Goal: Put every item below into a numbered list, one per line, skipping any blank lines. Leave the pictures out of your answer.

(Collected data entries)
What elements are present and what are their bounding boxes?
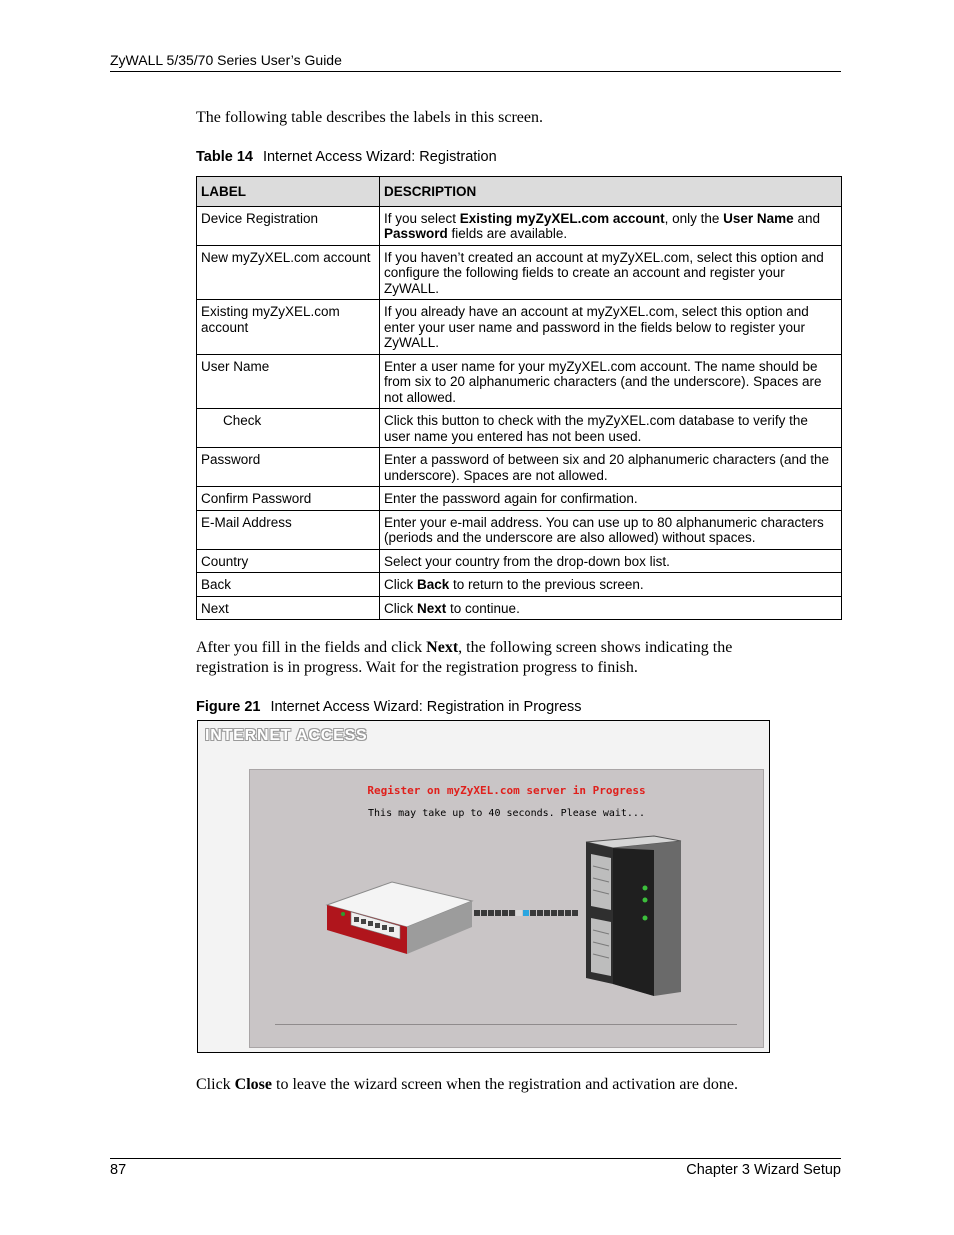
description-text: Enter a user name for your myZyXEL.com account. The name should be from six to 20 alphanumeric characters (and the underscore). Spaces are not allowed. — [384, 358, 822, 405]
table-caption-title: Internet Access Wizard: Registration — [262, 149, 497, 165]
closing-text-end: to leave the wizard screen when the registration and activation are done. — [272, 1076, 739, 1093]
internet-access-screen-title: INTERNET ACCESS — [205, 727, 368, 744]
table-caption-number: Table 14 — [196, 149, 253, 165]
after-text-bold: Next — [426, 639, 459, 656]
description-bold-term: User Name — [723, 210, 794, 226]
description-bold-term: Existing myZyXEL.com account — [459, 210, 665, 226]
row-description — [380, 206, 842, 245]
table-body — [197, 206, 842, 620]
closing-text-start: Click — [196, 1076, 235, 1093]
table-row — [197, 354, 842, 409]
row-label: Country — [197, 549, 380, 573]
wait-message: This may take up to 40 seconds. Please wait... — [368, 808, 645, 819]
row-label: Confirm Password — [197, 487, 380, 511]
table-row — [197, 573, 842, 597]
chapter-title: Chapter 3 Wizard Setup — [686, 1162, 841, 1178]
panel-divider — [275, 1024, 737, 1025]
row-description — [380, 487, 842, 511]
description-text: Click — [384, 600, 417, 616]
row-description — [380, 354, 842, 409]
progress-bar — [474, 910, 578, 916]
description-text: If you haven’t created an account at myZyXEL.com, select this option and configure the following fields to create an account and register your ZyWALL. — [384, 249, 824, 296]
table-row — [197, 409, 842, 448]
table-header-row — [197, 177, 842, 207]
table-row — [197, 206, 842, 245]
table-caption — [196, 149, 497, 165]
row-description — [380, 409, 842, 448]
description-text: Enter the password again for confirmation. — [384, 491, 638, 506]
table-row — [197, 300, 842, 355]
row-label: Device Registration — [197, 206, 380, 245]
figure-caption-number: Figure 21 — [196, 699, 261, 715]
description-text: If you already have an account at myZyXEL.com, select this option and enter your user name and password in the fields below to register your ZyWALL. — [384, 304, 809, 350]
table-row — [197, 448, 842, 487]
row-description — [380, 596, 842, 620]
closing-text-bold: Close — [234, 1076, 272, 1093]
closing-paragraph — [196, 1075, 738, 1095]
table-row — [197, 510, 842, 549]
description-text: If you select — [384, 210, 460, 226]
registration-status-text: Register on myZyXEL.com server in Progress — [367, 784, 646, 797]
row-description — [380, 245, 842, 300]
row-label: User Name — [197, 354, 380, 409]
header-rule — [110, 71, 841, 72]
description-text: to continue. — [446, 600, 520, 616]
description-text: , only the — [664, 210, 724, 226]
description-text: Click — [384, 577, 417, 592]
column-header-description: DESCRIPTION — [380, 177, 842, 207]
description-text: fields are available. — [447, 226, 568, 241]
intro-paragraph: The following table describes the labels in this screen. — [196, 109, 544, 126]
registration-progress-screenshot — [197, 720, 770, 1053]
page-number: 87 — [110, 1162, 127, 1178]
column-header-label: LABEL — [197, 177, 380, 207]
row-label: Next — [197, 596, 380, 620]
row-label: Check — [197, 409, 380, 448]
description-text: Click this button to check with the myZyXEL.com database to verify the user name you entered has not been used. — [384, 413, 808, 444]
description-text: and — [793, 210, 820, 226]
figure-caption-title: Internet Access Wizard: Registration in Progress — [270, 699, 582, 715]
figure-caption — [196, 699, 582, 715]
progress-panel — [249, 769, 764, 1048]
row-description — [380, 549, 842, 573]
description-text: Enter a password of between six and 20 alphanumeric characters (and the underscore). Spaces are not allowed. — [384, 452, 830, 483]
footer-rule — [110, 1158, 841, 1159]
row-label: Existing myZyXEL.com account — [197, 300, 380, 355]
description-text: Enter your e-mail address. You can use up to 80 alphanumeric characters (periods and the underscore are also allowed) without spaces. — [384, 514, 824, 545]
after-fill-paragraph — [196, 638, 796, 678]
table-row — [197, 487, 842, 511]
table-row — [197, 245, 842, 300]
row-label: E-Mail Address — [197, 510, 380, 549]
router-icon — [327, 882, 472, 954]
row-description — [380, 510, 842, 549]
after-text-end: , the following screen shows indicating the registration is in progress. Wait for the registration progress to finish. — [196, 639, 733, 676]
row-label: New myZyXEL.com account — [197, 245, 380, 300]
row-description — [380, 300, 842, 355]
table-row — [197, 549, 842, 573]
row-description — [380, 448, 842, 487]
row-label: Password — [197, 448, 380, 487]
description-bold-term: Next — [417, 600, 447, 616]
label-description-table — [196, 176, 842, 620]
network-illustration — [250, 770, 763, 1047]
after-text-start: After you fill in the fields and click — [196, 639, 427, 656]
description-bold-term: Back — [417, 577, 450, 592]
server-icon — [586, 836, 681, 996]
description-text: Select your country from the drop-down box list. — [384, 553, 670, 569]
row-label: Back — [197, 573, 380, 597]
running-header-title: ZyWALL 5/35/70 Series User’s Guide — [110, 52, 342, 68]
description-text: to return to the previous screen. — [449, 577, 644, 592]
table-row — [197, 596, 842, 620]
description-bold-term: Password — [384, 226, 448, 241]
row-description — [380, 573, 842, 597]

Task output:
1. What elements are present and what are their bounding boxes?
2. description-text: Enter a user name for your myZyXEL.com account. The name should be from six to 20 alphanumeric characters (and the underscore). Spaces are not allowed. — [384, 358, 822, 405]
3. table-caption-title: Internet Access Wizard: Registration — [262, 149, 497, 165]
4. closing-text-end: to leave the wizard screen when the registration and activation are done. — [272, 1076, 739, 1093]
5. internet-access-screen-title: INTERNET ACCESS — [205, 727, 368, 744]
6. table-caption-number: Table 14 — [196, 149, 253, 165]
7. after-text-bold: Next — [426, 639, 459, 656]
8. description-bold-term: User Name — [723, 210, 794, 226]
9. description-bold-term: Existing myZyXEL.com account — [459, 210, 665, 226]
10. row-description — [380, 206, 842, 245]
11. table-body — [197, 206, 842, 620]
12. closing-text-start: Click — [196, 1076, 235, 1093]
13. table-row — [197, 354, 842, 409]
14. row-label: Country — [197, 549, 380, 573]
15. wait-message: This may take up to 40 seconds. Please wait... — [368, 808, 645, 819]
16. row-label: Confirm Password — [197, 487, 380, 511]
17. table-row — [197, 573, 842, 597]
18. chapter-title: Chapter 3 Wizard Setup — [686, 1162, 841, 1178]
19. panel-divider — [275, 1024, 737, 1025]
20. row-description — [380, 487, 842, 511]
21. description-text: Click — [384, 600, 417, 616]
22. row-description — [380, 354, 842, 409]
23. progress-bar — [474, 910, 578, 916]
24. description-text: If you haven’t created an account at myZyXEL.com, select this option and configure the following fields to create an account and register your ZyWALL. — [384, 249, 824, 296]
25. table-row — [197, 409, 842, 448]
26. table-header-row — [197, 177, 842, 207]
27. table-row — [197, 206, 842, 245]
28. table-caption — [196, 149, 497, 165]
29. row-description — [380, 409, 842, 448]
30. description-text: Enter the password again for confirmation. — [384, 491, 638, 506]
31. table-row — [197, 300, 842, 355]
32. row-label: Device Registration — [197, 206, 380, 245]
33. figure-caption-number: Figure 21 — [196, 699, 261, 715]
34. description-text: If you already have an account at myZyXEL.com, select this option and enter your user name and password in the fields below to register your ZyWALL. — [384, 304, 809, 350]
35. table-row — [197, 448, 842, 487]
36. row-description — [380, 596, 842, 620]
37. closing-text-bold: Close — [234, 1076, 272, 1093]
38. closing-paragraph — [196, 1075, 738, 1095]
39. table-row — [197, 510, 842, 549]
40. description-text: If you select — [384, 210, 460, 226]
41. registration-status-text: Register on myZyXEL.com server in Progress — [367, 784, 646, 797]
42. row-description — [380, 245, 842, 300]
43. row-label: User Name — [197, 354, 380, 409]
44. header-rule — [110, 71, 841, 72]
45. description-text: to continue. — [446, 600, 520, 616]
46. description-text: , only the — [664, 210, 724, 226]
47. description-text: Click — [384, 577, 417, 592]
48. column-header-description: DESCRIPTION — [380, 177, 842, 207]
49. description-text: fields are available. — [447, 226, 568, 241]
50. intro-paragraph: The following table describes the labels in this screen. — [196, 109, 544, 126]
51. registration-progress-screenshot — [197, 720, 770, 1053]
52. page-number: 87 — [110, 1162, 127, 1178]
53. column-header-label: LABEL — [197, 177, 380, 207]
54. row-label: Next — [197, 596, 380, 620]
55. row-label: Check — [197, 409, 380, 448]
56. description-text: Click this button to check with the myZyXEL.com database to verify the user name you entered has not been used. — [384, 413, 808, 444]
57. description-text: and — [793, 210, 820, 226]
58. figure-caption-title: Internet Access Wizard: Registration in Progress — [270, 699, 582, 715]
59. figure-caption — [196, 699, 582, 715]
60. progress-panel — [249, 769, 764, 1048]
61. row-description — [380, 549, 842, 573]
62. description-text: Enter a password of between six and 20 alphanumeric characters (and the underscore). Spaces are not allowed. — [384, 452, 830, 483]
63. footer-rule — [110, 1158, 841, 1159]
64. row-label: Existing myZyXEL.com account — [197, 300, 380, 355]
65. description-text: Enter your e-mail address. You can use up to 80 alphanumeric characters (periods and the underscore are also allowed) without spaces. — [384, 514, 824, 545]
66. after-fill-paragraph — [196, 638, 796, 678]
67. table-row — [197, 487, 842, 511]
68. table-row — [197, 245, 842, 300]
69. row-label: E-Mail Address — [197, 510, 380, 549]
70. router-icon — [327, 882, 472, 954]
71. row-description — [380, 510, 842, 549]
72. after-text-end: , the following screen shows indicating the registration is in progress. Wait for the registration progress to finish. — [196, 639, 733, 676]
73. row-label: New myZyXEL.com account — [197, 245, 380, 300]
74. row-description — [380, 300, 842, 355]
75. table-row — [197, 549, 842, 573]
76. row-description — [380, 448, 842, 487]
77. row-label: Password — [197, 448, 380, 487]
78. description-bold-term: Next — [417, 600, 447, 616]
79. label-description-table — [196, 176, 842, 620]
80. network-illustration — [250, 770, 763, 1047]
81. after-text-start: After you fill in the fields and click — [196, 639, 427, 656]
82. description-bold-term: Back — [417, 577, 450, 592]
83. server-icon — [586, 836, 681, 996]
84. description-text: Select your country from the drop-down box list. — [384, 553, 670, 569]
85. row-label: Back — [197, 573, 380, 597]
86. running-header-title: ZyWALL 5/35/70 Series User’s Guide — [110, 52, 342, 68]
87. description-text: to return to the previous screen. — [449, 577, 644, 592]
88. table-row — [197, 596, 842, 620]
89. description-bold-term: Password — [384, 226, 448, 241]
90. row-description — [380, 573, 842, 597]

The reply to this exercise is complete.